• _Task description_:
Go through the listing and copy each line with the string "title".

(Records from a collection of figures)
## START
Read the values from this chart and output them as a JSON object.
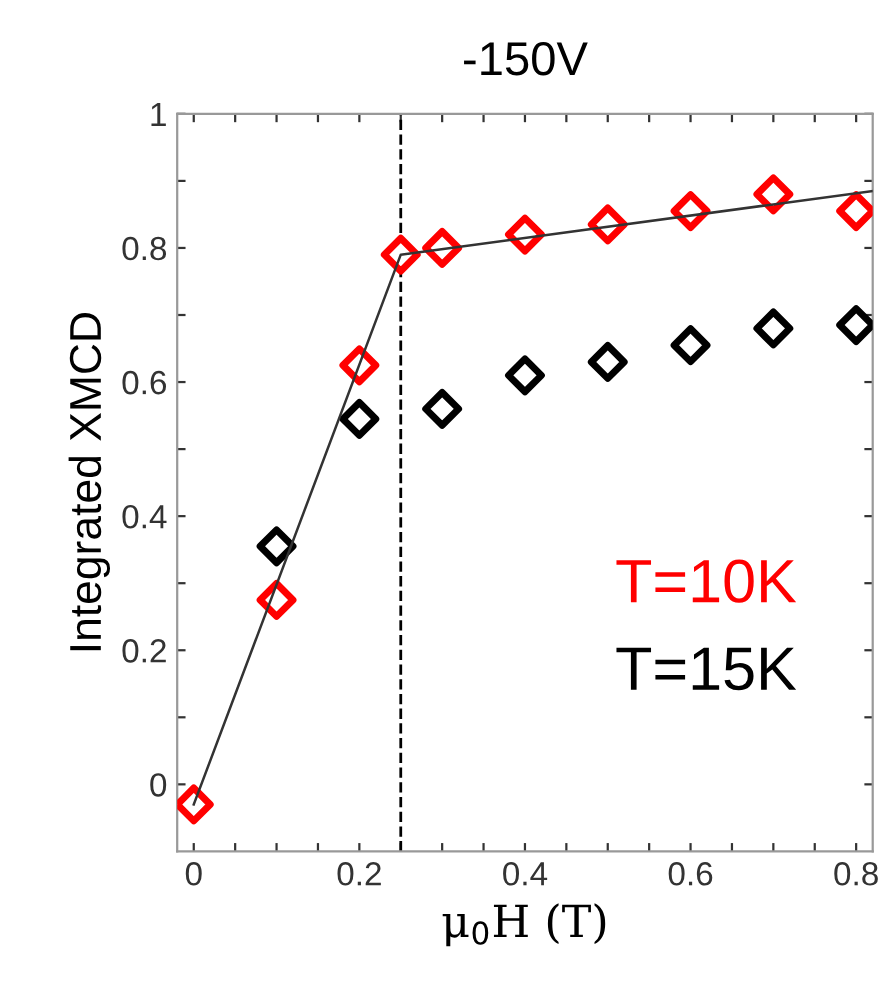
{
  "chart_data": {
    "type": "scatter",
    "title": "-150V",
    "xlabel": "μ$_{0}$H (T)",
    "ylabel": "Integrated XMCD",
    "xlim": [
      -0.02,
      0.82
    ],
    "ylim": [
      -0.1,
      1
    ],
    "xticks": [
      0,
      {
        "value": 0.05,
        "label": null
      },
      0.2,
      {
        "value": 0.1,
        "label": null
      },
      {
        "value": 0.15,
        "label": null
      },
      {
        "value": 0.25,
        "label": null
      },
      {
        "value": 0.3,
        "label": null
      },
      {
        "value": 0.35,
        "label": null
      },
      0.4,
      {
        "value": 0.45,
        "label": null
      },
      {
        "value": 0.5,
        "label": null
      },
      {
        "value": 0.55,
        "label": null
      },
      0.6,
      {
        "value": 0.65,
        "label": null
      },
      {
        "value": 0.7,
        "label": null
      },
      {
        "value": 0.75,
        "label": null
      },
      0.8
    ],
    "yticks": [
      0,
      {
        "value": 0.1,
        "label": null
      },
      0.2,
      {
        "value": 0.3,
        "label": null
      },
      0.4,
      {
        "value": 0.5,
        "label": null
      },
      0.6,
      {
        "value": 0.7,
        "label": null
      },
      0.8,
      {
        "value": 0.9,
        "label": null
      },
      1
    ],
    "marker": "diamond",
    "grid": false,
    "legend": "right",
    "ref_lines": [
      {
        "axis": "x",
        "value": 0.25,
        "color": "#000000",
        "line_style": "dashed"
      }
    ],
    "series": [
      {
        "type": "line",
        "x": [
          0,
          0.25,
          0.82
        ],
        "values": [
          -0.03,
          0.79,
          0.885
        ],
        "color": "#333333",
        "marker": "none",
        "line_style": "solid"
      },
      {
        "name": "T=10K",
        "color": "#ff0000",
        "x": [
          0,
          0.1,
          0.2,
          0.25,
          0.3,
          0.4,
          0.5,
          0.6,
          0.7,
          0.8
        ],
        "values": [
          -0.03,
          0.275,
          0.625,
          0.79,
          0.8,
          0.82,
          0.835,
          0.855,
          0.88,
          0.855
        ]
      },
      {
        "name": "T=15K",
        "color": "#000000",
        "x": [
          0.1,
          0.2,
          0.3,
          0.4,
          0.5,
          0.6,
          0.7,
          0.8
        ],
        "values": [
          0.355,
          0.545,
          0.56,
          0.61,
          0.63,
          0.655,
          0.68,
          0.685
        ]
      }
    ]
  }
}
## END
## START
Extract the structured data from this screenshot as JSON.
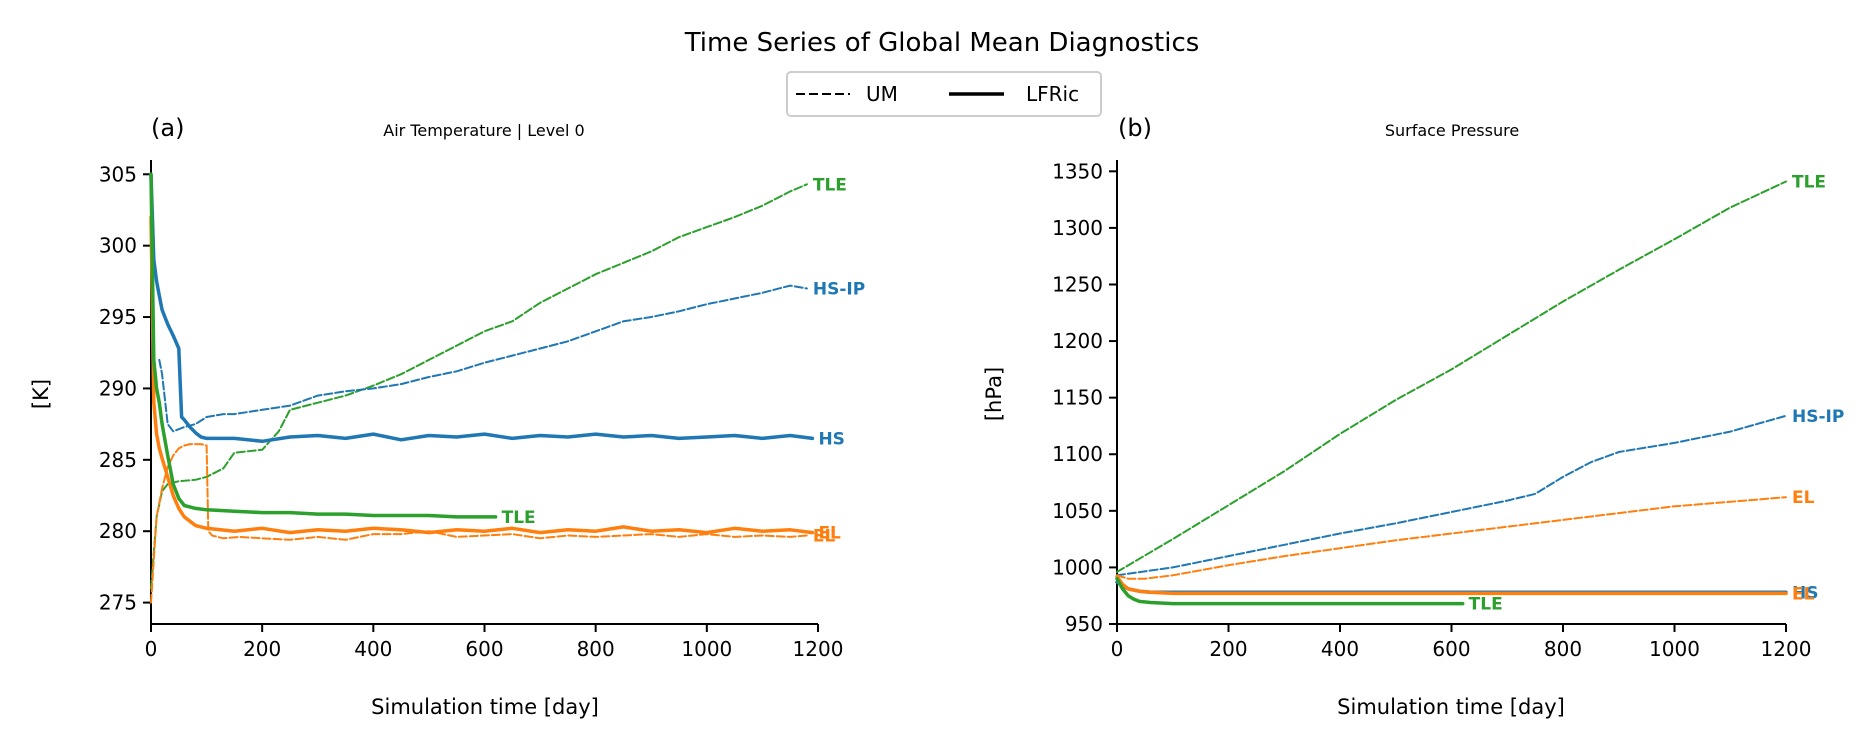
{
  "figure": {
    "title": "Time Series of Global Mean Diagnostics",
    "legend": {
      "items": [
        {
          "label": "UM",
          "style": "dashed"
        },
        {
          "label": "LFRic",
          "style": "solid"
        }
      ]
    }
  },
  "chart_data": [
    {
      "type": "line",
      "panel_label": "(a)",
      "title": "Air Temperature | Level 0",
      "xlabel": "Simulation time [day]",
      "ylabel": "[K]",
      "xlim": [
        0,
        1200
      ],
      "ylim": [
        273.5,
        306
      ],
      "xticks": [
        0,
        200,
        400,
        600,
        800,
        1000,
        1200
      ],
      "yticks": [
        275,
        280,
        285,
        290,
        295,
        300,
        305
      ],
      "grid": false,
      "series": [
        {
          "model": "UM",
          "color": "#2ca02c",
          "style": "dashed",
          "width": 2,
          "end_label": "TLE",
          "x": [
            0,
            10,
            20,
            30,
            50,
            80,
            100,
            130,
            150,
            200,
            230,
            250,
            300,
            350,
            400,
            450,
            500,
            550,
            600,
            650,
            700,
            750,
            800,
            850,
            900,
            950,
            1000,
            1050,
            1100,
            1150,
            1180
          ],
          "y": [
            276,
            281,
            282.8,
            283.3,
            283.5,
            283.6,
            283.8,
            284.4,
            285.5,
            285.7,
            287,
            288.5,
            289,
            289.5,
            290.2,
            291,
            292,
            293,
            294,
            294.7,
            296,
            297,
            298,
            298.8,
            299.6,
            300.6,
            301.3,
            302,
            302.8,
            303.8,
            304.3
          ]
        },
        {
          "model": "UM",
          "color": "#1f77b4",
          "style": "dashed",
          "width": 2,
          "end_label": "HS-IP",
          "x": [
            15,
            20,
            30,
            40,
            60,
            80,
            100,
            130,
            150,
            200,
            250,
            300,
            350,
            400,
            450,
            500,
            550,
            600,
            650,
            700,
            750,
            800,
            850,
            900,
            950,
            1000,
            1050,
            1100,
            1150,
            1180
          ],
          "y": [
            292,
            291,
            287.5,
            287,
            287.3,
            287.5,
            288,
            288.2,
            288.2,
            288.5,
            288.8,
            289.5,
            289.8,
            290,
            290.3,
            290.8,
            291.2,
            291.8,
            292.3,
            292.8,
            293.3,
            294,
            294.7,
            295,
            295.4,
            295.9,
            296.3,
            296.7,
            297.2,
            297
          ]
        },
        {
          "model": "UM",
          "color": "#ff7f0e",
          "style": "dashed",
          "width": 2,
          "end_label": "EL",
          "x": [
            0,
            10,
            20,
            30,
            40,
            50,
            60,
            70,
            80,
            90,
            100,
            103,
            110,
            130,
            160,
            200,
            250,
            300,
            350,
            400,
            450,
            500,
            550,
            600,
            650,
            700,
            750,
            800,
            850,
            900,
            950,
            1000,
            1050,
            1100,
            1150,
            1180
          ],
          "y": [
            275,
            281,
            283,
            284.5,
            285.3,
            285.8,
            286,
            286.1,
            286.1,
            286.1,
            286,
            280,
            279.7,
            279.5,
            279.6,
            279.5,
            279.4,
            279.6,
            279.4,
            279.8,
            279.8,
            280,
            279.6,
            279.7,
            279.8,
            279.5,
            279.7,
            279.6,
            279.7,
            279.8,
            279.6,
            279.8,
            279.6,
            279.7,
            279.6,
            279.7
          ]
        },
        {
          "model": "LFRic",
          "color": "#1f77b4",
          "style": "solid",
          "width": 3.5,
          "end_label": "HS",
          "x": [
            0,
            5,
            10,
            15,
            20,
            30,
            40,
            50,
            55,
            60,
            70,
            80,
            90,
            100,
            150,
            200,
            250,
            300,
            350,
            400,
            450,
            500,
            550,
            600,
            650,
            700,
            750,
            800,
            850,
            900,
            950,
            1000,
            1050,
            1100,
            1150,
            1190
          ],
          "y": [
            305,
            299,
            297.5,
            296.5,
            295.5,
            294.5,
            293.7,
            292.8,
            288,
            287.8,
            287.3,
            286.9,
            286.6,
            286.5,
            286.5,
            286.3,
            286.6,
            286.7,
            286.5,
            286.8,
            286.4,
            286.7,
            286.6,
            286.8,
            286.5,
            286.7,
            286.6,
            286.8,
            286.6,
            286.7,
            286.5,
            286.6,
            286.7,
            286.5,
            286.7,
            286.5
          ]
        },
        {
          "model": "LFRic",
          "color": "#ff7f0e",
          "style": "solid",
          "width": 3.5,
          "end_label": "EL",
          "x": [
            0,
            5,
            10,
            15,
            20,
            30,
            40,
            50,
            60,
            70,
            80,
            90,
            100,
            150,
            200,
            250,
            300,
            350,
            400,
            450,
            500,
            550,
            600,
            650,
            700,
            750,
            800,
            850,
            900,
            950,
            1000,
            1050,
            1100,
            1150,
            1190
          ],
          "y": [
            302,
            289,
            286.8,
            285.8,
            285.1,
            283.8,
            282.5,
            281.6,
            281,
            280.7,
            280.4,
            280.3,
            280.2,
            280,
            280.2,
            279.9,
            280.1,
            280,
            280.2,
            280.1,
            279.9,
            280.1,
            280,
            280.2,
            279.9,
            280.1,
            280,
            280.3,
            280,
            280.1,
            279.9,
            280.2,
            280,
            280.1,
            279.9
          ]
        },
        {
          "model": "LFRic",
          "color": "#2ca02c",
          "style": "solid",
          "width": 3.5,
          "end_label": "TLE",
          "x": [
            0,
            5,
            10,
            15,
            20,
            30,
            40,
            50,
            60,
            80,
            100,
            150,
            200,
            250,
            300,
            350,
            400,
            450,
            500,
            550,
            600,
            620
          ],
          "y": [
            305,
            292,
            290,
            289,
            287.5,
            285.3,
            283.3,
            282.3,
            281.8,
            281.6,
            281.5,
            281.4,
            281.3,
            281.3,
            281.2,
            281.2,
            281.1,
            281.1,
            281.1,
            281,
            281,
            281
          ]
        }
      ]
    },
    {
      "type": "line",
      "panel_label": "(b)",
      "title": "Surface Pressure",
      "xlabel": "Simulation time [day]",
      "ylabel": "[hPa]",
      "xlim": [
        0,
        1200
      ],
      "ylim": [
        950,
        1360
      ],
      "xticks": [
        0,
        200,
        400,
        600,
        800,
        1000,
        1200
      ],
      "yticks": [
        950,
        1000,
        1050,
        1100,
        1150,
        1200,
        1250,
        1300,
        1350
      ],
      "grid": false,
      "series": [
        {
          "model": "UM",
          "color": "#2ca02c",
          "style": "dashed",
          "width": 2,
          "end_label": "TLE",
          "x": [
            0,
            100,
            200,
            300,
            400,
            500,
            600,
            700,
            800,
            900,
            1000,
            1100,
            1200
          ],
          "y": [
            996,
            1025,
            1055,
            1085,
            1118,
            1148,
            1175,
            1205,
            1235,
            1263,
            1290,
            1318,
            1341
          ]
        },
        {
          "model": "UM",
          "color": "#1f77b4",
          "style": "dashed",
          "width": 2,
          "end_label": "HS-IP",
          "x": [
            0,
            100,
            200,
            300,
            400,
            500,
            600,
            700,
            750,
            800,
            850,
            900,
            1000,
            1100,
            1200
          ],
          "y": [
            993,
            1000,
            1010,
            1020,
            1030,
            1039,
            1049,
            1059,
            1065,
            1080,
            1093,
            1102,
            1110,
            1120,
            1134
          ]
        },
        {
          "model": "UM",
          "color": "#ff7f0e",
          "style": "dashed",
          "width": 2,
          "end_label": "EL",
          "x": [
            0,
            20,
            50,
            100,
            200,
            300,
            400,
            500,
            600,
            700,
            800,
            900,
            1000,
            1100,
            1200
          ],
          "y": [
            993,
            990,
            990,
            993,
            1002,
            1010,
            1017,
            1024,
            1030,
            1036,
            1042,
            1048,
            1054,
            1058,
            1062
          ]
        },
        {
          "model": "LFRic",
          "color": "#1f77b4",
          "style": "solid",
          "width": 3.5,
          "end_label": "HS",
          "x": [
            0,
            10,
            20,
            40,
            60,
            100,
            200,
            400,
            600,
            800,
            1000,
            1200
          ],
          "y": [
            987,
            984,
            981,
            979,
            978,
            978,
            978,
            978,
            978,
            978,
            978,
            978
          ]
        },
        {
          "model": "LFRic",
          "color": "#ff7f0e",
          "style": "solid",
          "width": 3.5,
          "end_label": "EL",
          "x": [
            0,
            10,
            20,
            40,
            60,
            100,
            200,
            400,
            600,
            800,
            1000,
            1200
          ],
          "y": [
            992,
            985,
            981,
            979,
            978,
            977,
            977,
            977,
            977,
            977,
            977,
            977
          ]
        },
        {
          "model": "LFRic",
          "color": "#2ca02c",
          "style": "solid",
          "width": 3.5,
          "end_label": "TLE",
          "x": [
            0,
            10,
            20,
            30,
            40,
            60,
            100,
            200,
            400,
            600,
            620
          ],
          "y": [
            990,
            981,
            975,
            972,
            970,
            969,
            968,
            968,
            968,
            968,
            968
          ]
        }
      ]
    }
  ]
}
## END
• _Written response_:
    "title": "-150V",
    "title": "Time Series of Global Mean Diagnostics",
      "title": "Air Temperature | Level 0",
      "title": "Surface Pressure",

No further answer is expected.